Repeat each record exactly. Any picture gets left out.

***** DATA SECTION *****

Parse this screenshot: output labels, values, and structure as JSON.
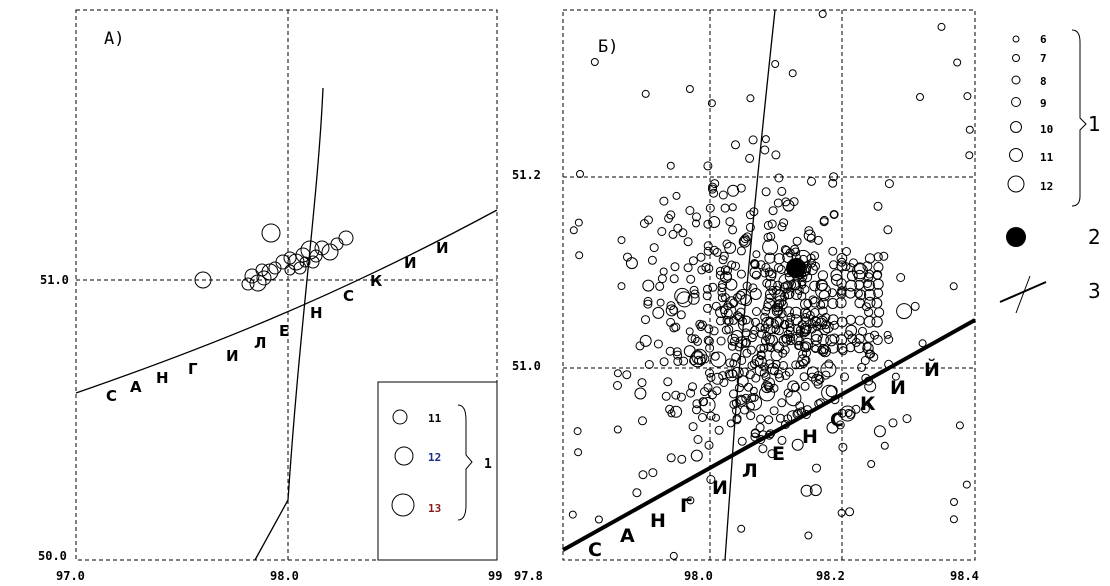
{
  "panelA": {
    "label": "А)",
    "x_ticks": [
      "97.0",
      "98.0",
      "99"
    ],
    "y_ticks": [
      "51.0",
      "50.0"
    ],
    "fault_letters": [
      "С",
      "А",
      "Н",
      "Г",
      "И",
      "Л",
      "Е",
      "Н",
      "С",
      "К",
      "И",
      "И"
    ],
    "legend": {
      "items": [
        "11",
        "12",
        "13"
      ],
      "group_label": "1"
    }
  },
  "panelB": {
    "label": "Б)",
    "x_ticks": [
      "97.8",
      "98.0",
      "98.2",
      "98.4"
    ],
    "y_ticks": [
      "51.2",
      "51.0"
    ],
    "fault_letters": [
      "С",
      "А",
      "Н",
      "Г",
      "И",
      "Л",
      "Е",
      "Н",
      "С",
      "К",
      "И",
      "Й"
    ]
  },
  "legend": {
    "magnitudes": [
      "6",
      "7",
      "8",
      "9",
      "10",
      "11",
      "12"
    ],
    "group1_label": "1",
    "item2_label": "2",
    "item3_label": "3"
  },
  "colors": {
    "ink": "#000000",
    "tick_blue": "#1a2a8a",
    "tick_red": "#8a1a1a"
  }
}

*****

* FULL OUTPUT *
Parse this screenshot: output labels, values, and structure as JSON.
{
  "panelA": {
    "label": "А)",
    "x_ticks": [
      "97.0",
      "98.0",
      "99"
    ],
    "y_ticks": [
      "51.0",
      "50.0"
    ],
    "fault_letters": [
      "С",
      "А",
      "Н",
      "Г",
      "И",
      "Л",
      "Е",
      "Н",
      "С",
      "К",
      "И",
      "И"
    ],
    "legend": {
      "items": [
        "11",
        "12",
        "13"
      ],
      "group_label": "1"
    }
  },
  "panelB": {
    "label": "Б)",
    "x_ticks": [
      "97.8",
      "98.0",
      "98.2",
      "98.4"
    ],
    "y_ticks": [
      "51.2",
      "51.0"
    ],
    "fault_letters": [
      "С",
      "А",
      "Н",
      "Г",
      "И",
      "Л",
      "Е",
      "Н",
      "С",
      "К",
      "И",
      "Й"
    ]
  },
  "legend": {
    "magnitudes": [
      "6",
      "7",
      "8",
      "9",
      "10",
      "11",
      "12"
    ],
    "group1_label": "1",
    "item2_label": "2",
    "item3_label": "3"
  },
  "colors": {
    "ink": "#000000",
    "tick_blue": "#1a2a8a",
    "tick_red": "#8a1a1a"
  }
}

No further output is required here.